(Figure collection entries)
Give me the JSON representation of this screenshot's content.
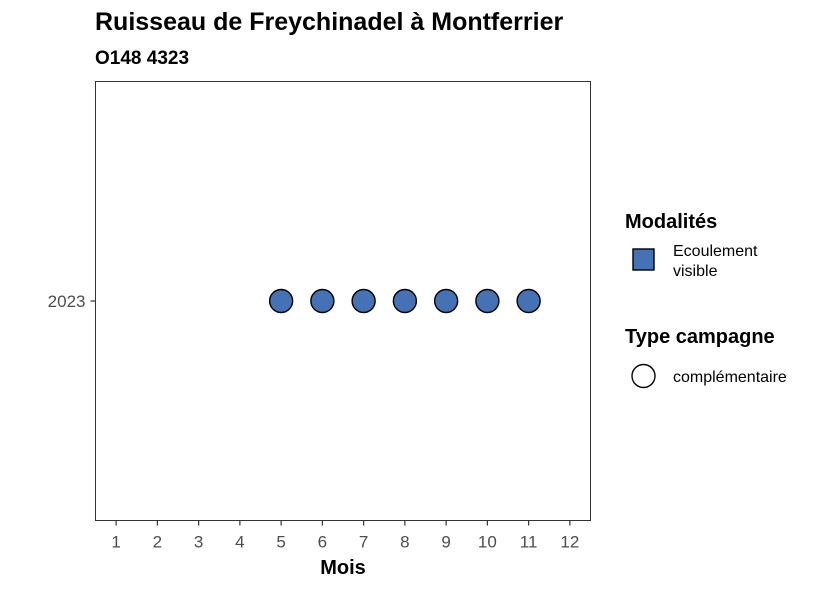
{
  "chart_data": {
    "type": "scatter",
    "title": "Ruisseau de Freychinadel à Montferrier",
    "subtitle": "O148 4323",
    "xlabel": "Mois",
    "ylabel": "",
    "x_ticks": [
      "1",
      "2",
      "3",
      "4",
      "5",
      "6",
      "7",
      "8",
      "9",
      "10",
      "11",
      "12"
    ],
    "y_categories": [
      "2023"
    ],
    "xlim": [
      1,
      12
    ],
    "grid": false,
    "points": [
      {
        "x": 5,
        "y": "2023",
        "modalite": "Ecoulement visible",
        "campagne": "complémentaire"
      },
      {
        "x": 6,
        "y": "2023",
        "modalite": "Ecoulement visible",
        "campagne": "complémentaire"
      },
      {
        "x": 7,
        "y": "2023",
        "modalite": "Ecoulement visible",
        "campagne": "complémentaire"
      },
      {
        "x": 8,
        "y": "2023",
        "modalite": "Ecoulement visible",
        "campagne": "complémentaire"
      },
      {
        "x": 9,
        "y": "2023",
        "modalite": "Ecoulement visible",
        "campagne": "complémentaire"
      },
      {
        "x": 10,
        "y": "2023",
        "modalite": "Ecoulement visible",
        "campagne": "complémentaire"
      },
      {
        "x": 11,
        "y": "2023",
        "modalite": "Ecoulement visible",
        "campagne": "complémentaire"
      }
    ],
    "legend": {
      "placement": "right",
      "fill": {
        "title": "Modalités",
        "entries": [
          {
            "label": "Ecoulement visible",
            "label_lines": [
              "Ecoulement",
              "visible"
            ],
            "color": "#4572b5"
          }
        ]
      },
      "shape": {
        "title": "Type campagne",
        "entries": [
          {
            "label": "complémentaire",
            "shape": "circle"
          }
        ]
      }
    }
  }
}
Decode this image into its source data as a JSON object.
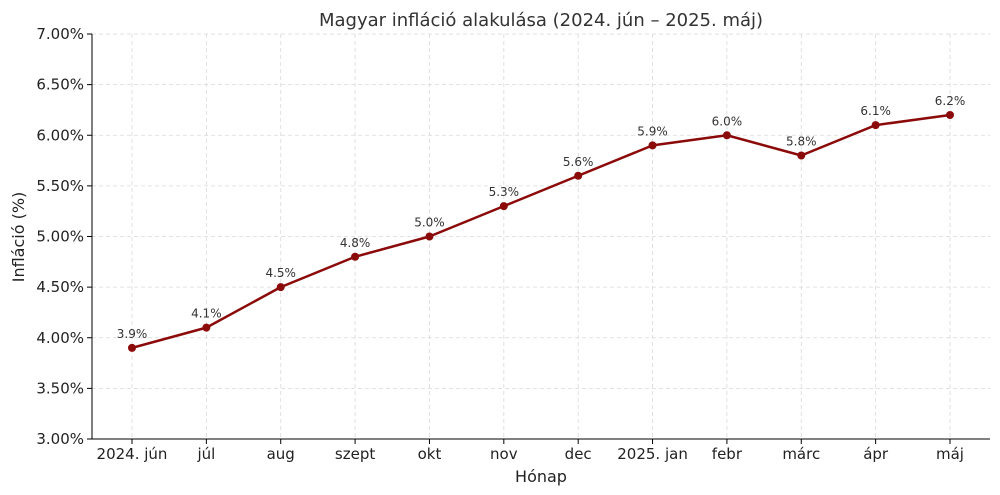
{
  "chart_data": {
    "type": "line",
    "title": "Magyar infláció alakulása (2024. jún – 2025. máj)",
    "xlabel": "Hónap",
    "ylabel": "Infláció (%)",
    "categories": [
      "2024. jún",
      "júl",
      "aug",
      "szept",
      "okt",
      "nov",
      "dec",
      "2025. jan",
      "febr",
      "márc",
      "ápr",
      "máj"
    ],
    "series": [
      {
        "values": [
          3.9,
          4.1,
          4.5,
          4.8,
          5.0,
          5.3,
          5.6,
          5.9,
          6.0,
          5.8,
          6.1,
          6.2
        ],
        "data_labels": [
          "3.9%",
          "4.1%",
          "4.5%",
          "4.8%",
          "5.0%",
          "5.3%",
          "5.6%",
          "5.9%",
          "6.0%",
          "5.8%",
          "6.1%",
          "6.2%"
        ],
        "color": "#8b0a0a"
      }
    ],
    "ylim": [
      3.0,
      7.0
    ],
    "yticks": [
      3.0,
      3.5,
      4.0,
      4.5,
      5.0,
      5.5,
      6.0,
      6.5,
      7.0
    ],
    "ytick_labels": [
      "3.00%",
      "3.50%",
      "4.00%",
      "4.50%",
      "5.00%",
      "5.50%",
      "6.00%",
      "6.50%",
      "7.00%"
    ],
    "grid": true,
    "grid_style": "dashed"
  }
}
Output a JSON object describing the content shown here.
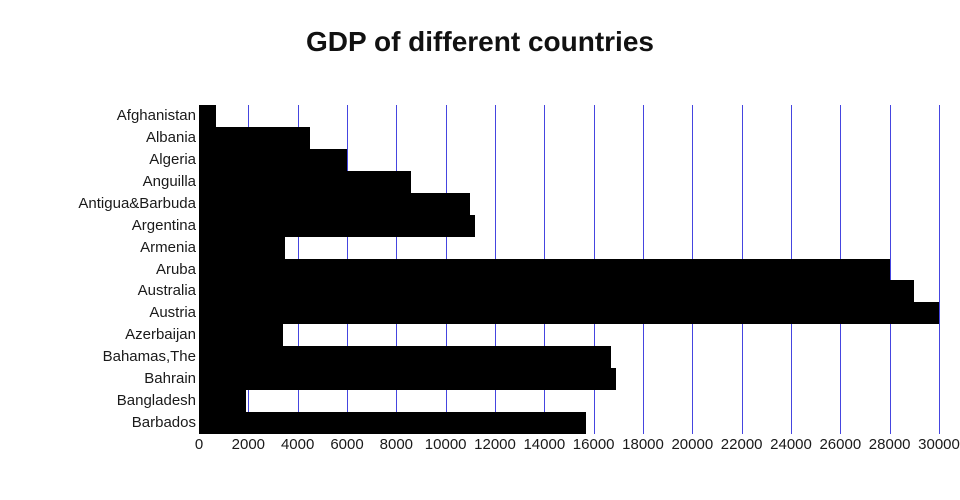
{
  "title": "GDP of different countries",
  "chart_data": {
    "type": "bar",
    "orientation": "horizontal",
    "title": "GDP of different countries",
    "categories": [
      "Afghanistan",
      "Albania",
      "Algeria",
      "Anguilla",
      "Antigua&Barbuda",
      "Argentina",
      "Armenia",
      "Aruba",
      "Australia",
      "Austria",
      "Azerbaijan",
      "Bahamas,The",
      "Bahrain",
      "Bangladesh",
      "Barbados"
    ],
    "values": [
      700,
      4500,
      6000,
      8600,
      11000,
      11200,
      3500,
      28000,
      29000,
      30000,
      3400,
      16700,
      16900,
      1900,
      15700
    ],
    "xlabel": "",
    "ylabel": "",
    "xlim": [
      0,
      30000
    ],
    "x_ticks": [
      0,
      2000,
      4000,
      6000,
      8000,
      10000,
      12000,
      14000,
      16000,
      18000,
      20000,
      22000,
      24000,
      26000,
      28000,
      30000
    ],
    "grid": "vertical",
    "bar_color": "#000000",
    "gridline_color": "#4545e0",
    "legend": "none"
  }
}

Request -
Copy each line of the records containing the string "this".

Exercise result -
Give me the JSON representation of this screenshot's content.
Decode this image into its source data as a JSON object.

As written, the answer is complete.